| Task directions |
Make an exact copy of the data below, leaving out every picture.

| Supplied material |
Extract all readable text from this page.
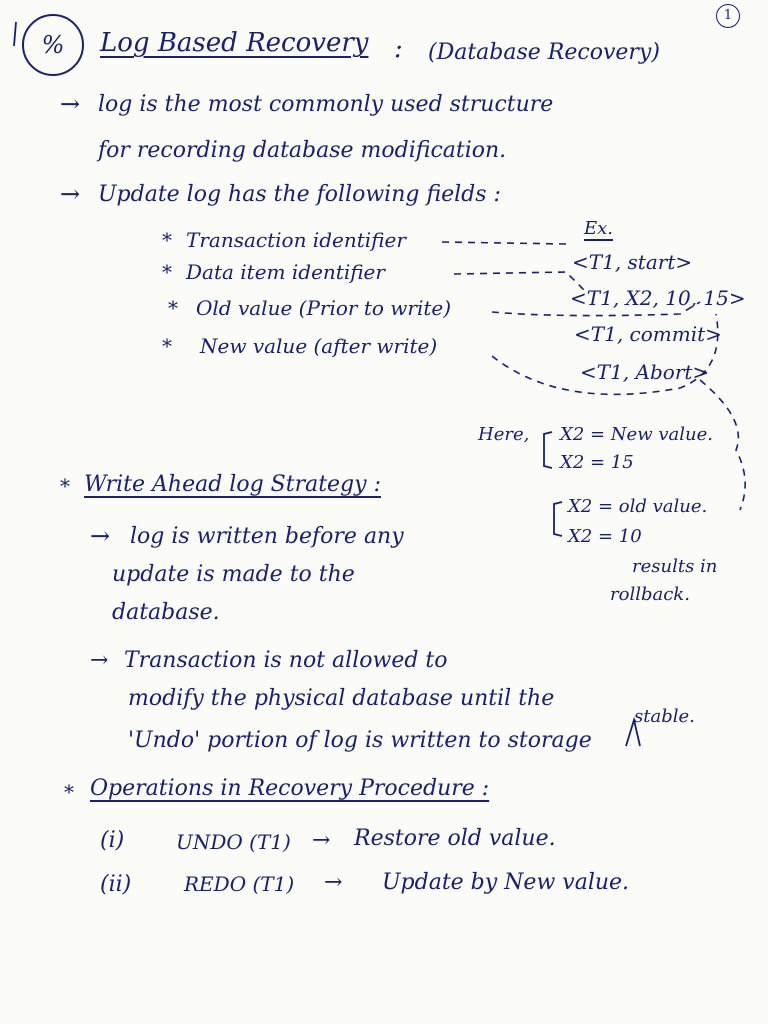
1
%	Log Based Recovery : (Database Recovery)
→ log is the most commonly used structure
for recording database modification.
→ Update log has the following fields :
* Transaction identifier
* Data item identifier
* Old value (Prior to write)
* New value (after write)
Ex.
<T1, start>
<T1, X2, 10, 15>
<T1, commit>
<T1, Abort>
Here, X2 = New value.
X2 = 15
X2 = old value.
X2 = 10
results in
rollback.
* Write Ahead log Strategy :
→ log is written before any
update is made to the
database.
→ Transaction is not allowed to
modify the physical database until the
stable.
'Undo' portion of log is written to storage
* Operations in Recovery Procedure :
(i)	UNDO (T1) → Restore old value.
(ii)	REDO (T1) → Update by New value.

| Output for this task |
Extract all readable text from this page.
1
%	Log Based Recovery : (Database Recovery)
→ log is the most commonly used structure
for recording database modification.
→ Update log has the following fields :
* Transaction identifier
* Data item identifier
* Old value (Prior to write)
* New value (after write)
Ex.
<T1, start>
<T1, X2, 10, 15>
<T1, commit>
<T1, Abort>
Here, X2 = New value.
X2 = 15
X2 = old value.
X2 = 10
results in
rollback.
* Write Ahead log Strategy :
→ log is written before any
update is made to the
database.
→ Transaction is not allowed to
modify the physical database until the
stable.
'Undo' portion of log is written to storage
* Operations in Recovery Procedure :
(i)	UNDO (T1) → Restore old value.
(ii)	REDO (T1) → Update by New value.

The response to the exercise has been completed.